** start Given records **
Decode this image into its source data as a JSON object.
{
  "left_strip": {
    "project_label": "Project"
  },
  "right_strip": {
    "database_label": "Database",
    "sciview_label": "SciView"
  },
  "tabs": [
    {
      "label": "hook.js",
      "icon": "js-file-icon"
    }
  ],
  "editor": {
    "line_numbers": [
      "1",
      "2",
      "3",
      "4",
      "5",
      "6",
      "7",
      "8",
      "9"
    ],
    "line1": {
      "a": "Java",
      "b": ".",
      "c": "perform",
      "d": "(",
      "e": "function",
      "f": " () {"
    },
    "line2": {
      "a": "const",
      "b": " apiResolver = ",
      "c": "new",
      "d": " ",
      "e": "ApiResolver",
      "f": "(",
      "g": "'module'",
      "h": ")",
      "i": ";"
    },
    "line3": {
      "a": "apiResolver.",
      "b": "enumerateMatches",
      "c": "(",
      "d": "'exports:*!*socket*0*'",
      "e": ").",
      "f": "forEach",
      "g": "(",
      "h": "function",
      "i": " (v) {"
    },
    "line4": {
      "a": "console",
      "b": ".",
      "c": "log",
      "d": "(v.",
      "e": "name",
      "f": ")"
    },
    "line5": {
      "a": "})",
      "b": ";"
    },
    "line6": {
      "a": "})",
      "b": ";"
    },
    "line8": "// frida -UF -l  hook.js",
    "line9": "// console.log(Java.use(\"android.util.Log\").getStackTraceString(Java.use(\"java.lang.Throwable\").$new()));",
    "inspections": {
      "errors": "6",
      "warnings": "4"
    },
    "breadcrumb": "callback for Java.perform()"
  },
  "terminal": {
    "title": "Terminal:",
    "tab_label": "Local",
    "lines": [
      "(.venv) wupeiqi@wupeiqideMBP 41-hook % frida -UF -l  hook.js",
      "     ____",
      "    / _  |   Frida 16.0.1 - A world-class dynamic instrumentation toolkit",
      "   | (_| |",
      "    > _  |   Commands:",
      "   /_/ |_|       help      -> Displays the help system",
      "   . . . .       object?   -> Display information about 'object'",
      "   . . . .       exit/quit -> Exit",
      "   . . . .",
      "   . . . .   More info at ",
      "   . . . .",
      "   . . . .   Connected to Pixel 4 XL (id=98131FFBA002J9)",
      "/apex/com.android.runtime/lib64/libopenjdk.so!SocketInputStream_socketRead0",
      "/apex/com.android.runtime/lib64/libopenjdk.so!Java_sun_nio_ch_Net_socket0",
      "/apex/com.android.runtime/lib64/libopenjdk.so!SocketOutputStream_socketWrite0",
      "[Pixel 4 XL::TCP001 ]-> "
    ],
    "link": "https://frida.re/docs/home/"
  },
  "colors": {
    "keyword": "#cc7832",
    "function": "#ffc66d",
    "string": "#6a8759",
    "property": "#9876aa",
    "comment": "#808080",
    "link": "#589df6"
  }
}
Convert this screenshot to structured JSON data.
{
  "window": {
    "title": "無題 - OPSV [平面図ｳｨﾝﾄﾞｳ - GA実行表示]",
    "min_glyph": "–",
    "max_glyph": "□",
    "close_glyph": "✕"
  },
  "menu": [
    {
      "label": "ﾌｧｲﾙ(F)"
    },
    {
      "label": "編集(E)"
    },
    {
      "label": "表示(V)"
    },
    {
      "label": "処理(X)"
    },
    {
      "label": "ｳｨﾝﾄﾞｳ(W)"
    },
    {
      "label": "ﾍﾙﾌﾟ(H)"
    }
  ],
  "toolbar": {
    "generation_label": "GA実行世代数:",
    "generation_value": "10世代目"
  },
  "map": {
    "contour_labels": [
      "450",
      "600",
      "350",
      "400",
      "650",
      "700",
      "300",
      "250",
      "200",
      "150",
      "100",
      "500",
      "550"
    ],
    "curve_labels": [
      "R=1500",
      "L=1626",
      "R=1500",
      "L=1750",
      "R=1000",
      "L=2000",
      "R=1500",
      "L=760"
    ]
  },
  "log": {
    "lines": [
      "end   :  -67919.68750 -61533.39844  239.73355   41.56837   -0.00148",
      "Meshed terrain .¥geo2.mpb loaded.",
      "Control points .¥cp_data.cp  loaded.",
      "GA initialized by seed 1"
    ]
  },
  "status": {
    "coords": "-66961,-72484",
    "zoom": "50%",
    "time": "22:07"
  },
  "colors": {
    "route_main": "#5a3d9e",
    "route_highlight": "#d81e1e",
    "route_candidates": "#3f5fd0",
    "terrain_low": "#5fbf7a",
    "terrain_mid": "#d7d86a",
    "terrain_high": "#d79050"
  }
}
** end Given records **
:: Given problem ::
Reproduce the material above, every line of it, exactly.

:: Result ::
Decode this image into its source data as a JSON object.
{
  "left_strip": {
    "project_label": "Project"
  },
  "right_strip": {
    "database_label": "Database",
    "sciview_label": "SciView"
  },
  "tabs": [
    {
      "label": "hook.js",
      "icon": "js-file-icon"
    }
  ],
  "editor": {
    "line_numbers": [
      "1",
      "2",
      "3",
      "4",
      "5",
      "6",
      "7",
      "8",
      "9"
    ],
    "line1": {
      "a": "Java",
      "b": ".",
      "c": "perform",
      "d": "(",
      "e": "function",
      "f": " () {"
    },
    "line2": {
      "a": "const",
      "b": " apiResolver = ",
      "c": "new",
      "d": " ",
      "e": "ApiResolver",
      "f": "(",
      "g": "'module'",
      "h": ")",
      "i": ";"
    },
    "line3": {
      "a": "apiResolver.",
      "b": "enumerateMatches",
      "c": "(",
      "d": "'exports:*!*socket*0*'",
      "e": ").",
      "f": "forEach",
      "g": "(",
      "h": "function",
      "i": " (v) {"
    },
    "line4": {
      "a": "console",
      "b": ".",
      "c": "log",
      "d": "(v.",
      "e": "name",
      "f": ")"
    },
    "line5": {
      "a": "})",
      "b": ";"
    },
    "line6": {
      "a": "})",
      "b": ";"
    },
    "line8": "// frida -UF -l  hook.js",
    "line9": "// console.log(Java.use(\"android.util.Log\").getStackTraceString(Java.use(\"java.lang.Throwable\").$new()));",
    "inspections": {
      "errors": "6",
      "warnings": "4"
    },
    "breadcrumb": "callback for Java.perform()"
  },
  "terminal": {
    "title": "Terminal:",
    "tab_label": "Local",
    "lines": [
      "(.venv) wupeiqi@wupeiqideMBP 41-hook % frida -UF -l  hook.js",
      "     ____",
      "    / _  |   Frida 16.0.1 - A world-class dynamic instrumentation toolkit",
      "   | (_| |",
      "    > _  |   Commands:",
      "   /_/ |_|       help      -> Displays the help system",
      "   . . . .       object?   -> Display information about 'object'",
      "   . . . .       exit/quit -> Exit",
      "   . . . .",
      "   . . . .   More info at ",
      "   . . . .",
      "   . . . .   Connected to Pixel 4 XL (id=98131FFBA002J9)",
      "/apex/com.android.runtime/lib64/libopenjdk.so!SocketInputStream_socketRead0",
      "/apex/com.android.runtime/lib64/libopenjdk.so!Java_sun_nio_ch_Net_socket0",
      "/apex/com.android.runtime/lib64/libopenjdk.so!SocketOutputStream_socketWrite0",
      "[Pixel 4 XL::TCP001 ]-> "
    ],
    "link": "https://frida.re/docs/home/"
  },
  "colors": {
    "keyword": "#cc7832",
    "function": "#ffc66d",
    "string": "#6a8759",
    "property": "#9876aa",
    "comment": "#808080",
    "link": "#589df6"
  }
}
Convert this screenshot to structured JSON data.
{
  "window": {
    "title": "無題 - OPSV [平面図ｳｨﾝﾄﾞｳ - GA実行表示]",
    "min_glyph": "–",
    "max_glyph": "□",
    "close_glyph": "✕"
  },
  "menu": [
    {
      "label": "ﾌｧｲﾙ(F)"
    },
    {
      "label": "編集(E)"
    },
    {
      "label": "表示(V)"
    },
    {
      "label": "処理(X)"
    },
    {
      "label": "ｳｨﾝﾄﾞｳ(W)"
    },
    {
      "label": "ﾍﾙﾌﾟ(H)"
    }
  ],
  "toolbar": {
    "generation_label": "GA実行世代数:",
    "generation_value": "10世代目"
  },
  "map": {
    "contour_labels": [
      "450",
      "600",
      "350",
      "400",
      "650",
      "700",
      "300",
      "250",
      "200",
      "150",
      "100",
      "500",
      "550"
    ],
    "curve_labels": [
      "R=1500",
      "L=1626",
      "R=1500",
      "L=1750",
      "R=1000",
      "L=2000",
      "R=1500",
      "L=760"
    ]
  },
  "log": {
    "lines": [
      "end   :  -67919.68750 -61533.39844  239.73355   41.56837   -0.00148",
      "Meshed terrain .¥geo2.mpb loaded.",
      "Control points .¥cp_data.cp  loaded.",
      "GA initialized by seed 1"
    ]
  },
  "status": {
    "coords": "-66961,-72484",
    "zoom": "50%",
    "time": "22:07"
  },
  "colors": {
    "route_main": "#5a3d9e",
    "route_highlight": "#d81e1e",
    "route_candidates": "#3f5fd0",
    "terrain_low": "#5fbf7a",
    "terrain_mid": "#d7d86a",
    "terrain_high": "#d79050"
  }
}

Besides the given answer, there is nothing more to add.